§ **OBJECTIVE**
Copy all lines below exactly as written. Leave pictures out.

§ **DATASET RECORDS**

####################

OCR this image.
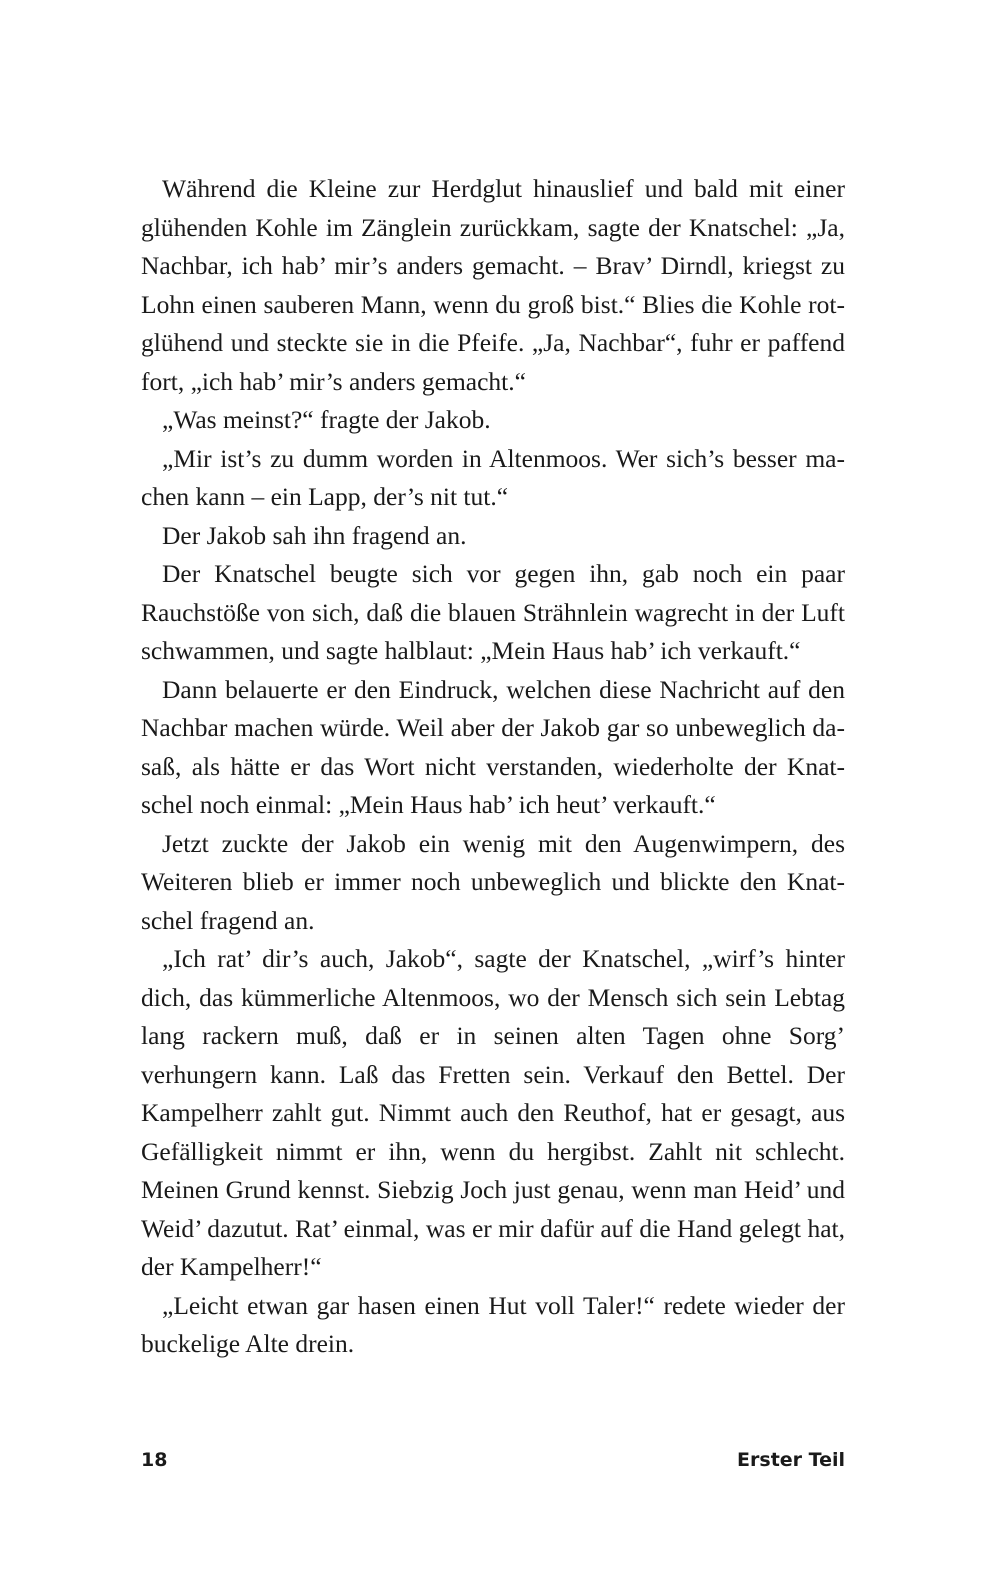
Während die Kleine zur Herdglut hinauslief und bald mit einer glühenden Kohle im Zänglein zurückkam, sagte der Knatschel: „Ja, Nachbar, ich hab’ mir’s anders gemacht. – Brav’ Dirndl, kriegst zu Lohn einen sauberen Mann, wenn du groß bist.“ Blies die Kohle rotglühend und steckte sie in die Pfeife. „Ja, Nachbar“, fuhr er paffend fort, „ich hab’ mir’s anders gemacht.“

„Was meinst?“ fragte der Jakob.

„Mir ist’s zu dumm worden in Altenmoos. Wer sich’s besser machen kann – ein Lapp, der’s nit tut.“

Der Jakob sah ihn fragend an.

Der Knatschel beugte sich vor gegen ihn, gab noch ein paar Rauchstöße von sich, daß die blauen Strähnlein wagrecht in der Luft schwammen, und sagte halblaut: „Mein Haus hab’ ich verkauft.“

Dann belauerte er den Eindruck, welchen diese Nachricht auf den Nachbar machen würde. Weil aber der Jakob gar so unbeweglich dasaß, als hätte er das Wort nicht verstanden, wiederholte der Knatschel noch einmal: „Mein Haus hab’ ich heut’ verkauft.“

Jetzt zuckte der Jakob ein wenig mit den Augenwimpern, des Weiteren blieb er immer noch unbeweglich und blickte den Knatschel fragend an.

„Ich rat’ dir’s auch, Jakob“, sagte der Knatschel, „wirf’s hinter dich, das kümmerliche Altenmoos, wo der Mensch sich sein Lebtag lang rackern muß, daß er in seinen alten Tagen ohne Sorg’ verhungern kann. Laß das Fretten sein. Verkauf den Bettel. Der Kampelherr zahlt gut. Nimmt auch den Reuthof, hat er gesagt, aus Gefälligkeit nimmt er ihn, wenn du hergibst. Zahlt nit schlecht. Meinen Grund kennst. Siebzig Joch just genau, wenn man Heid’ und Weid’ dazutut. Rat’ einmal, was er mir dafür auf die Hand gelegt hat, der Kampelherr!“

„Leicht etwan gar hasen einen Hut voll Taler!“ redete wieder der buckelige Alte drein.

18	Erster Teil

####################

§ **RESPONSE TO THE TASK**
OCR this image.
Während die Kleine zur Herdglut hinauslief und bald mit einer glühenden Kohle im Zänglein zurückkam, sagte der Knatschel: „Ja, Nachbar, ich hab’ mir’s anders gemacht. – Brav’ Dirndl, kriegst zu Lohn einen sauberen Mann, wenn du groß bist.“ Blies die Kohle rotglühend und steckte sie in die Pfeife. „Ja, Nachbar“, fuhr er paffend fort, „ich hab’ mir’s anders gemacht.“

„Was meinst?“ fragte der Jakob.

„Mir ist’s zu dumm worden in Altenmoos. Wer sich’s besser machen kann – ein Lapp, der’s nit tut.“

Der Jakob sah ihn fragend an.

Der Knatschel beugte sich vor gegen ihn, gab noch ein paar Rauchstöße von sich, daß die blauen Strähnlein wagrecht in der Luft schwammen, und sagte halblaut: „Mein Haus hab’ ich verkauft.“

Dann belauerte er den Eindruck, welchen diese Nachricht auf den Nachbar machen würde. Weil aber der Jakob gar so unbeweglich dasaß, als hätte er das Wort nicht verstanden, wiederholte der Knatschel noch einmal: „Mein Haus hab’ ich heut’ verkauft.“

Jetzt zuckte der Jakob ein wenig mit den Augenwimpern, des Weiteren blieb er immer noch unbeweglich und blickte den Knatschel fragend an.

„Ich rat’ dir’s auch, Jakob“, sagte der Knatschel, „wirf’s hinter dich, das kümmerliche Altenmoos, wo der Mensch sich sein Lebtag lang rackern muß, daß er in seinen alten Tagen ohne Sorg’ verhungern kann. Laß das Fretten sein. Verkauf den Bettel. Der Kampelherr zahlt gut. Nimmt auch den Reuthof, hat er gesagt, aus Gefälligkeit nimmt er ihn, wenn du hergibst. Zahlt nit schlecht. Meinen Grund kennst. Siebzig Joch just genau, wenn man Heid’ und Weid’ dazutut. Rat’ einmal, was er mir dafür auf die Hand gelegt hat, der Kampelherr!“

„Leicht etwan gar hasen einen Hut voll Taler!“ redete wieder der buckelige Alte drein.

18	Erster Teil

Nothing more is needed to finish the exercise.